_OBJECTIVE_: Repeat each entry as written and leave the images out of the copy.

_DATA RECORDS_:
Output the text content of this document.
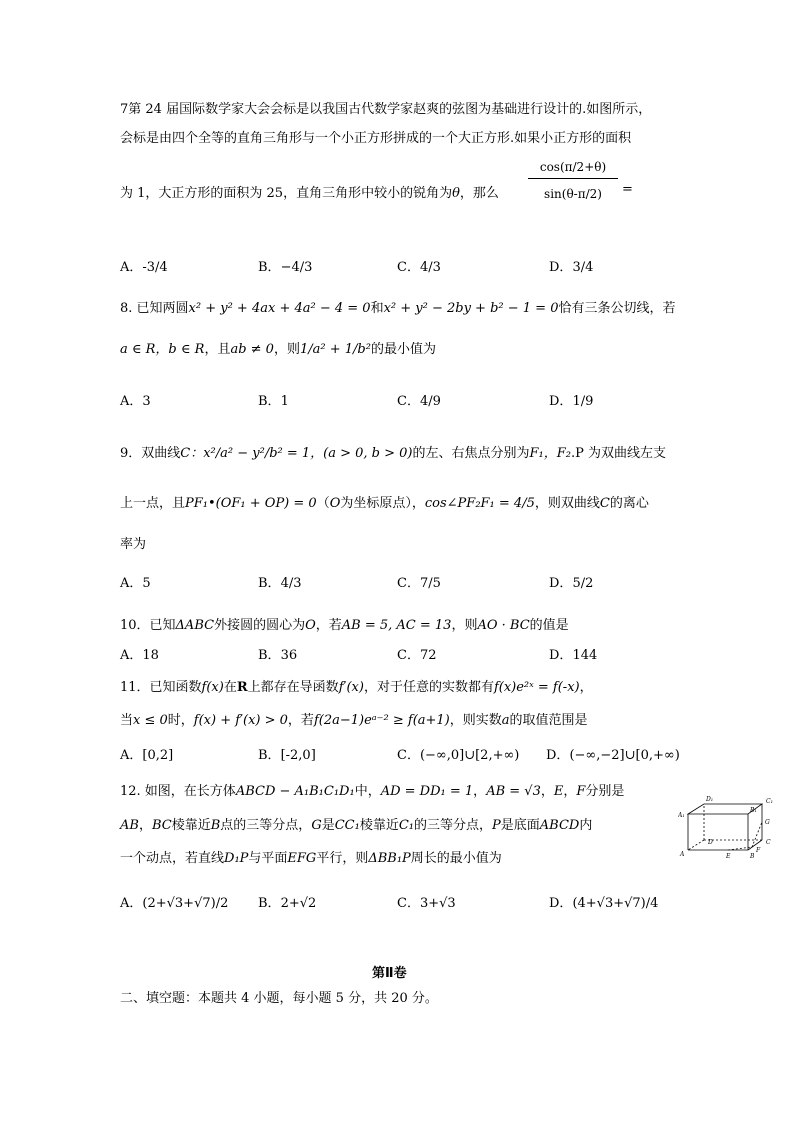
7第 24 届国际数学家大会会标是以我国古代数学家赵爽的弦图为基础进行设计的.如图所示，
会标是由四个全等的直角三角形与一个小正方形拼成的一个大正方形.如果小正方形的面积
为 1，大正方形的面积为 25，直角三角形中较小的锐角为θ，那么 $\frac{\cos(\pi/2+\theta)}{\sin(\theta-\pi/2)}$ =
A．-3/4	B．−4/3	C．4/3	D．3/4
8. 已知两圆x² + y² + 4ax + 4a² − 4 = 0和x² + y² − 2by + b² − 1 = 0恰有三条公切线，若
a ∈ R，b ∈ R，且ab ≠ 0，则1/a² + 1/b²的最小值为
A．3	B．1	C．4/9	D．1/9
9．双曲线C：x²/a² − y²/b² = 1，(a > 0, b > 0)的左、右焦点分别为F₁，F₂.P 为双曲线左支
上一点，且PF₁•(OF₁ + OP) = 0（O为坐标原点），cos∠PF₂F₁ = 4/5，则双曲线C的离心
率为
A．5	B．4/3	C．7/5	D．5/2
10．已知ΔABC外接圆的圆心为O，若AB = 5, AC = 13，则AO · BC的值是
A．18	B．36	C．72	D．144
11．已知函数f(x)在R上都存在导函数f′(x)，对于任意的实数都有f(x)e²ˣ = f(-x)，
当x ≤ 0时，f(x) + f′(x) > 0，若f(2a−1)eᵃ⁻² ≥ f(a+1)，则实数a的取值范围是
A．[0,2]	B．[-2,0]	C．(−∞,0]∪[2,+∞) D．(−∞,−2]∪[0,+∞)
12. 如图，在长方体ABCD − A₁B₁C₁D₁中，AD = DD₁ = 1，AB = √3，E，F分别是
AB，BC棱靠近B点的三等分点，G是CC₁棱靠近C₁的三等分点，P是底面ABCD内
一个动点，若直线D₁P与平面EFG平行，则ΔBB₁P周长的最小值为
D₁
A₁
B₁
C₁
A	B
C
D
E
F
G
A．(2+√3+√7)/2 B．2+√2	C．3+√3	D．(4+√3+√7)/4
第Ⅱ卷
二、填空题：本题共 4 小题，每小题 5 分，共 20 分。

_FULL OUTPUT_:
Output the text content of this document.
7第 24 届国际数学家大会会标是以我国古代数学家赵爽的弦图为基础进行设计的.如图所示，
会标是由四个全等的直角三角形与一个小正方形拼成的一个大正方形.如果小正方形的面积
为 1，大正方形的面积为 25，直角三角形中较小的锐角为θ，那么 $\frac{\cos(\pi/2+\theta)}{\sin(\theta-\pi/2)}$ =
A．-3/4	B．−4/3	C．4/3	D．3/4
8. 已知两圆x² + y² + 4ax + 4a² − 4 = 0和x² + y² − 2by + b² − 1 = 0恰有三条公切线，若
a ∈ R，b ∈ R，且ab ≠ 0，则1/a² + 1/b²的最小值为
A．3	B．1	C．4/9	D．1/9
9．双曲线C：x²/a² − y²/b² = 1，(a > 0, b > 0)的左、右焦点分别为F₁，F₂.P 为双曲线左支
上一点，且PF₁•(OF₁ + OP) = 0（O为坐标原点），cos∠PF₂F₁ = 4/5，则双曲线C的离心
率为
A．5	B．4/3	C．7/5	D．5/2
10．已知ΔABC外接圆的圆心为O，若AB = 5, AC = 13，则AO · BC的值是
A．18	B．36	C．72	D．144
11．已知函数f(x)在R上都存在导函数f′(x)，对于任意的实数都有f(x)e²ˣ = f(-x)，
当x ≤ 0时，f(x) + f′(x) > 0，若f(2a−1)eᵃ⁻² ≥ f(a+1)，则实数a的取值范围是
A．[0,2]	B．[-2,0]	C．(−∞,0]∪[2,+∞) D．(−∞,−2]∪[0,+∞)
12. 如图，在长方体ABCD − A₁B₁C₁D₁中，AD = DD₁ = 1，AB = √3，E，F分别是
AB，BC棱靠近B点的三等分点，G是CC₁棱靠近C₁的三等分点，P是底面ABCD内
一个动点，若直线D₁P与平面EFG平行，则ΔBB₁P周长的最小值为
D₁
A₁
B₁
C₁
A	B
C
D
E
F
G
A．(2+√3+√7)/2 B．2+√2	C．3+√3	D．(4+√3+√7)/4
第Ⅱ卷
二、填空题：本题共 4 小题，每小题 5 分，共 20 分。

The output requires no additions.